▸ OBIETTIVO DICHIARATO A: Restituisci come elenco numerato le righe dei record, partendo dall'inizio dei record e arrivando alla riga che contiene "The trip arm 74 is at (224, 157).", inclusa. Tralascia le righe vuote.

▸ DOCUMENTO DI ORIGINE:
▼

La corsa al voto di maggio ha una caratteristica senza precedenti: la polarizzazione tra partiti “tradizionali” e l’ala nazional-populista guidata dalla Lega di Salvini. Ma tra i due blocchi c'è un gruppo di riformisti che non mette in discussione l'appartenenza all’Unione e che, allo stesso tempo, vuole provare migliorarla. Da La France Insoumise di Jean-Luc Mélenchon a Marisa Matias del portoghese Bloco de Esquerda, fino ai Verdi tedeschi di Ska Keller
I Socialisti crollano, i Popolari arrancano ma resistono, la compagine liberale rappresenta un’incognita anche grazie alla costante perdita di consensi di Emmanuel Macron e la sua En Marche!, la new entry che doveva dare slancio al gruppo. Sovranisti e neo-nazionalisti, nonostante sia diminuita la crescita impressionante avuta tra il 2017 e il 2018, continuano a guadagnare terreno sugli altri partiti. La corsa alle europee di maggio 2019 ha una caratteristica senza precedenti: una polarizzazione tra partiti cosiddetti “tradizionali” e l’ala nazional-populista europea con a capo la Lega di Matteo Salvini.

▲

▸ OBIETTIVO DICHIARATO B: Nel testo sulle elezioni europee di maggio 2019, quale partito è a capo dell'ala nazional-populista europea?

▸ RECORD DEL COMPITO:
▼

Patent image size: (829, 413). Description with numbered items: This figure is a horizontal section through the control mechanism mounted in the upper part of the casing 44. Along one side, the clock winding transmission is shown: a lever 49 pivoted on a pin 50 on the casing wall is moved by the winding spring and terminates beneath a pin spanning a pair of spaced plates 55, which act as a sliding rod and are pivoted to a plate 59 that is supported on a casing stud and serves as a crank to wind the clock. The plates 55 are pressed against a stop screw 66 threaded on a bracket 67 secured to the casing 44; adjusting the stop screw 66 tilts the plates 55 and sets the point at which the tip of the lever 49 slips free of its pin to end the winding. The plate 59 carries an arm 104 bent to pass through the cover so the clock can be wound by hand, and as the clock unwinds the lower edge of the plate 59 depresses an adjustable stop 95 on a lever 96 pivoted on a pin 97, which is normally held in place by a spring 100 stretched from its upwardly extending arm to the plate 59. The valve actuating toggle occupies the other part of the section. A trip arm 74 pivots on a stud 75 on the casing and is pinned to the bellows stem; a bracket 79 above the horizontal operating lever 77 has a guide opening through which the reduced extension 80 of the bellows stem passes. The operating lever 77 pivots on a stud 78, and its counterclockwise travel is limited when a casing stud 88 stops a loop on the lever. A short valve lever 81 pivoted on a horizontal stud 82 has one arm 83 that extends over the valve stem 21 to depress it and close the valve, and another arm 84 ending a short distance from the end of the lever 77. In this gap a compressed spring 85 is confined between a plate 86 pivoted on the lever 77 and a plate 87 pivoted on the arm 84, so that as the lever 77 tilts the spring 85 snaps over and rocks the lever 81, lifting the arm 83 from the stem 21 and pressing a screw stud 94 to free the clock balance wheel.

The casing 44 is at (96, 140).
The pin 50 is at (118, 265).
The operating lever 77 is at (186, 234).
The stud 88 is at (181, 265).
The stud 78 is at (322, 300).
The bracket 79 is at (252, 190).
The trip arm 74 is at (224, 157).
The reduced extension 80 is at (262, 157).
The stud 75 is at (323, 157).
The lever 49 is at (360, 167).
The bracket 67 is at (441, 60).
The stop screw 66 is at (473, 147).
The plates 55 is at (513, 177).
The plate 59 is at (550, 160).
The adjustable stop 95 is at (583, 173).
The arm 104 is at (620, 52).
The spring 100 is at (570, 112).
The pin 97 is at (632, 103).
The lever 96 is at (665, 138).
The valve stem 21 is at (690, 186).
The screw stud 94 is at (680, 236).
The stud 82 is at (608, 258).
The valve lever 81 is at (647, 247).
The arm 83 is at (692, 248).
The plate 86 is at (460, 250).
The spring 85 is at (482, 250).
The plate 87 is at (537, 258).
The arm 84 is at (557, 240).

▲

▸ RISPOSTA FINALE A:
1. Patent image size: (829, 413). Description with numbered items: This figure is a horizontal section through the control mechanism mounted in the upper part of the casing 44. Along one side, the clock winding transmission is shown: a lever 49 pivoted on a pin 50 on the casing wall is moved by the winding spring and terminates beneath a pin spanning a pair of spaced plates 55, which act as a sliding rod and are pivoted to a plate 59 that is supported on a casing stud and serves as a crank to wind the clock. The plates 55 are pressed against a stop screw 66 threaded on a bracket 67 secured to the casing 44; adjusting the stop screw 66 tilts the plates 55 and sets the point at which the tip of the lever 49 slips free of its pin to end the winding. The plate 59 carries an arm 104 bent to pass through the cover so the clock can be wound by hand, and as the clock unwinds the lower edge of the plate 59 depresses an adjustable stop 95 on a lever 96 pivoted on a pin 97, which is normally held in place by a spring 100 stretched from its upwardly extending arm to the plate 59. The valve actuating toggle occupies the other part of the section. A trip arm 74 pivots on a stud 75 on the casing and is pinned to the bellows stem; a bracket 79 above the horizontal operating lever 77 has a guide opening through which the reduced extension 80 of the bellows stem passes. The operating lever 77 pivots on a stud 78, and its counterclockwise travel is limited when a casing stud 88 stops a loop on the lever. A short valve lever 81 pivoted on a horizontal stud 82 has one arm 83 that extends over the valve stem 21 to depress it and close the valve, and another arm 84 ending a short distance from the end of the lever 77. In this gap a compressed spring 85 is confined between a plate 86 pivoted on the lever 77 and a plate 87 pivoted on the arm 84, so that as the lever 77 tilts the spring 85 snaps over and rocks the lever 81, lifting the arm 83 from the stem 21 and pressing a screw stud 94 to free the clock balance wheel.
2. The casing 44 is at (96, 140).
3. The pin 50 is at (118, 265).
4. The operating lever 77 is at (186, 234).
5. The stud 88 is at (181, 265).
6. The stud 78 is at (322, 300).
7. The bracket 79 is at (252, 190).
8. The trip arm 74 is at (224, 157).

▸ RISPOSTA FINALE B: La Lega di Matteo Salvini.